**WHAT THE EXERCISE ASKS:** Could you give the data below again, exactly and completely?

**RECORD EXTRACTS:**
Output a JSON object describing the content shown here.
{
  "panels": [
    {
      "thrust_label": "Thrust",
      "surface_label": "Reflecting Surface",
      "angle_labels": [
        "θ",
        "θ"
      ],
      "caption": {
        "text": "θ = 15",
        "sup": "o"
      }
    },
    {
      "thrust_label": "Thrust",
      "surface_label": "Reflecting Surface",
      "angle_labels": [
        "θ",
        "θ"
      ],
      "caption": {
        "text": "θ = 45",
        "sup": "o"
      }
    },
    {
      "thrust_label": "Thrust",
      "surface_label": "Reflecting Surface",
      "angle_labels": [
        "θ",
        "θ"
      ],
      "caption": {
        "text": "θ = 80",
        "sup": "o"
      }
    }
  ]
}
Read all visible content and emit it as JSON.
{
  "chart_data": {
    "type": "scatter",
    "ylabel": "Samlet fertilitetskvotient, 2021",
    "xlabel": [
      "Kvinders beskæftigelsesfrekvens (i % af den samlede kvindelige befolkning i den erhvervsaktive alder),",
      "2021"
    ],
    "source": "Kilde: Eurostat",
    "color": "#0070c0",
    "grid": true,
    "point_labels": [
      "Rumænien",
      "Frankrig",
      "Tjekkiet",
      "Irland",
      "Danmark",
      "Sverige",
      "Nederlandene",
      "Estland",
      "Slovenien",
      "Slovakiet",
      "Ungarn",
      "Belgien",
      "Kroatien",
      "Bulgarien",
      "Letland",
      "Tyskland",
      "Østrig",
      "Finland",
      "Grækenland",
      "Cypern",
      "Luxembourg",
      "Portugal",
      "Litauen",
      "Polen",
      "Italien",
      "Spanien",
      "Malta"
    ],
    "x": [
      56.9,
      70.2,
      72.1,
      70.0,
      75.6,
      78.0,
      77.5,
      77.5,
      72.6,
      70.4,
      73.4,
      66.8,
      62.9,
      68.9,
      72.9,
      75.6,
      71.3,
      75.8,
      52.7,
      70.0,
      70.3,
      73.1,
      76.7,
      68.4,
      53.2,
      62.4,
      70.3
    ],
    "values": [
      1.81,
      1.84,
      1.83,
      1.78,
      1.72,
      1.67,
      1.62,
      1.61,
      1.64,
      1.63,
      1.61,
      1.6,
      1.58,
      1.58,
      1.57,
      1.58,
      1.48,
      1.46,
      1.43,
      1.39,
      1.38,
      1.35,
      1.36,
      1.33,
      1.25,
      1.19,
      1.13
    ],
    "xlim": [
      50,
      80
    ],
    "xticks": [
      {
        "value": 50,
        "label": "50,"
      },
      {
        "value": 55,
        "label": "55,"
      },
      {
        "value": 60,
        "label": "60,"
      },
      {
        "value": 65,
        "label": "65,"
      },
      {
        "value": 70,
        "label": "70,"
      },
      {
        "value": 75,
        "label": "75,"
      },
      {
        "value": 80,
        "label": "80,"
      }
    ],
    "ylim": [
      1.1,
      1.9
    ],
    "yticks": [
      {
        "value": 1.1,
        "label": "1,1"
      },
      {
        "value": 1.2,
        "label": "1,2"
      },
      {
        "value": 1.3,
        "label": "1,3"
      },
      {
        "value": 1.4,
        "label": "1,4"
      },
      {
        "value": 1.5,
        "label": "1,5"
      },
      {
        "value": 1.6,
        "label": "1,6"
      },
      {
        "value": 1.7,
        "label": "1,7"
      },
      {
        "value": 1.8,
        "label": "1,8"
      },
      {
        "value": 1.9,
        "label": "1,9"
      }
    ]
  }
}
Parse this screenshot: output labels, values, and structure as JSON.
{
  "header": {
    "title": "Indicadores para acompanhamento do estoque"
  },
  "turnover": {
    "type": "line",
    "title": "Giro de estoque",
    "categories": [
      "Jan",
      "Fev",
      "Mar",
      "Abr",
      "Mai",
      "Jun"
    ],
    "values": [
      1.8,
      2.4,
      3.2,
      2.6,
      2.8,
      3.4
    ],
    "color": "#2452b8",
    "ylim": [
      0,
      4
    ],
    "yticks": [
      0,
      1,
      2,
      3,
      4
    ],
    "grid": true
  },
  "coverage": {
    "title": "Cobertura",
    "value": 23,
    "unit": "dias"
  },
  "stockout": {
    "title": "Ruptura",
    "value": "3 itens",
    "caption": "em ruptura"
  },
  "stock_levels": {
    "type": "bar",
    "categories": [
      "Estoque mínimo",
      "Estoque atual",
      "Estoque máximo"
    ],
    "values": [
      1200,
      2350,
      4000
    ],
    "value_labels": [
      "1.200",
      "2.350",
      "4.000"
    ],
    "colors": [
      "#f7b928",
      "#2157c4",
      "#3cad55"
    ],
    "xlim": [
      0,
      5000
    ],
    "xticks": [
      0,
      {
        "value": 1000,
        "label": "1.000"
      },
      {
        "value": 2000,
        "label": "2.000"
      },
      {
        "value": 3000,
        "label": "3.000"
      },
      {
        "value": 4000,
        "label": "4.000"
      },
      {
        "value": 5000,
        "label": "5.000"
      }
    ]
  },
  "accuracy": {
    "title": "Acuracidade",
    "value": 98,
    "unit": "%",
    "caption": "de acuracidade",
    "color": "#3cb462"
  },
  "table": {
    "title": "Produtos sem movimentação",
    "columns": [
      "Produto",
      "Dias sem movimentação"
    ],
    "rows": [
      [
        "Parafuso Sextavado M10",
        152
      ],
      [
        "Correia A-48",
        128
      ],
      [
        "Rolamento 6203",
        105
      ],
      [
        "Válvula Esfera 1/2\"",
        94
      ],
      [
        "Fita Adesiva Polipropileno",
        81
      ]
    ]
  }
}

**TASK ANSWER:**
Output a JSON object describing the content shown here.
{
  "panels": [
    {
      "thrust_label": "Thrust",
      "surface_label": "Reflecting Surface",
      "angle_labels": [
        "θ",
        "θ"
      ],
      "caption": {
        "text": "θ = 15",
        "sup": "o"
      }
    },
    {
      "thrust_label": "Thrust",
      "surface_label": "Reflecting Surface",
      "angle_labels": [
        "θ",
        "θ"
      ],
      "caption": {
        "text": "θ = 45",
        "sup": "o"
      }
    },
    {
      "thrust_label": "Thrust",
      "surface_label": "Reflecting Surface",
      "angle_labels": [
        "θ",
        "θ"
      ],
      "caption": {
        "text": "θ = 80",
        "sup": "o"
      }
    }
  ]
}
Read all visible content and emit it as JSON.
{
  "chart_data": {
    "type": "scatter",
    "ylabel": "Samlet fertilitetskvotient, 2021",
    "xlabel": [
      "Kvinders beskæftigelsesfrekvens (i % af den samlede kvindelige befolkning i den erhvervsaktive alder),",
      "2021"
    ],
    "source": "Kilde: Eurostat",
    "color": "#0070c0",
    "grid": true,
    "point_labels": [
      "Rumænien",
      "Frankrig",
      "Tjekkiet",
      "Irland",
      "Danmark",
      "Sverige",
      "Nederlandene",
      "Estland",
      "Slovenien",
      "Slovakiet",
      "Ungarn",
      "Belgien",
      "Kroatien",
      "Bulgarien",
      "Letland",
      "Tyskland",
      "Østrig",
      "Finland",
      "Grækenland",
      "Cypern",
      "Luxembourg",
      "Portugal",
      "Litauen",
      "Polen",
      "Italien",
      "Spanien",
      "Malta"
    ],
    "x": [
      56.9,
      70.2,
      72.1,
      70.0,
      75.6,
      78.0,
      77.5,
      77.5,
      72.6,
      70.4,
      73.4,
      66.8,
      62.9,
      68.9,
      72.9,
      75.6,
      71.3,
      75.8,
      52.7,
      70.0,
      70.3,
      73.1,
      76.7,
      68.4,
      53.2,
      62.4,
      70.3
    ],
    "values": [
      1.81,
      1.84,
      1.83,
      1.78,
      1.72,
      1.67,
      1.62,
      1.61,
      1.64,
      1.63,
      1.61,
      1.6,
      1.58,
      1.58,
      1.57,
      1.58,
      1.48,
      1.46,
      1.43,
      1.39,
      1.38,
      1.35,
      1.36,
      1.33,
      1.25,
      1.19,
      1.13
    ],
    "xlim": [
      50,
      80
    ],
    "xticks": [
      {
        "value": 50,
        "label": "50,"
      },
      {
        "value": 55,
        "label": "55,"
      },
      {
        "value": 60,
        "label": "60,"
      },
      {
        "value": 65,
        "label": "65,"
      },
      {
        "value": 70,
        "label": "70,"
      },
      {
        "value": 75,
        "label": "75,"
      },
      {
        "value": 80,
        "label": "80,"
      }
    ],
    "ylim": [
      1.1,
      1.9
    ],
    "yticks": [
      {
        "value": 1.1,
        "label": "1,1"
      },
      {
        "value": 1.2,
        "label": "1,2"
      },
      {
        "value": 1.3,
        "label": "1,3"
      },
      {
        "value": 1.4,
        "label": "1,4"
      },
      {
        "value": 1.5,
        "label": "1,5"
      },
      {
        "value": 1.6,
        "label": "1,6"
      },
      {
        "value": 1.7,
        "label": "1,7"
      },
      {
        "value": 1.8,
        "label": "1,8"
      },
      {
        "value": 1.9,
        "label": "1,9"
      }
    ]
  }
}
Parse this screenshot: output labels, values, and structure as JSON.
{
  "header": {
    "title": "Indicadores para acompanhamento do estoque"
  },
  "turnover": {
    "type": "line",
    "title": "Giro de estoque",
    "categories": [
      "Jan",
      "Fev",
      "Mar",
      "Abr",
      "Mai",
      "Jun"
    ],
    "values": [
      1.8,
      2.4,
      3.2,
      2.6,
      2.8,
      3.4
    ],
    "color": "#2452b8",
    "ylim": [
      0,
      4
    ],
    "yticks": [
      0,
      1,
      2,
      3,
      4
    ],
    "grid": true
  },
  "coverage": {
    "title": "Cobertura",
    "value": 23,
    "unit": "dias"
  },
  "stockout": {
    "title": "Ruptura",
    "value": "3 itens",
    "caption": "em ruptura"
  },
  "stock_levels": {
    "type": "bar",
    "categories": [
      "Estoque mínimo",
      "Estoque atual",
      "Estoque máximo"
    ],
    "values": [
      1200,
      2350,
      4000
    ],
    "value_labels": [
      "1.200",
      "2.350",
      "4.000"
    ],
    "colors": [
      "#f7b928",
      "#2157c4",
      "#3cad55"
    ],
    "xlim": [
      0,
      5000
    ],
    "xticks": [
      0,
      {
        "value": 1000,
        "label": "1.000"
      },
      {
        "value": 2000,
        "label": "2.000"
      },
      {
        "value": 3000,
        "label": "3.000"
      },
      {
        "value": 4000,
        "label": "4.000"
      },
      {
        "value": 5000,
        "label": "5.000"
      }
    ]
  },
  "accuracy": {
    "title": "Acuracidade",
    "value": 98,
    "unit": "%",
    "caption": "de acuracidade",
    "color": "#3cb462"
  },
  "table": {
    "title": "Produtos sem movimentação",
    "columns": [
      "Produto",
      "Dias sem movimentação"
    ],
    "rows": [
      [
        "Parafuso Sextavado M10",
        152
      ],
      [
        "Correia A-48",
        128
      ],
      [
        "Rolamento 6203",
        105
      ],
      [
        "Válvula Esfera 1/2\"",
        94
      ],
      [
        "Fita Adesiva Polipropileno",
        81
      ]
    ]
  }
}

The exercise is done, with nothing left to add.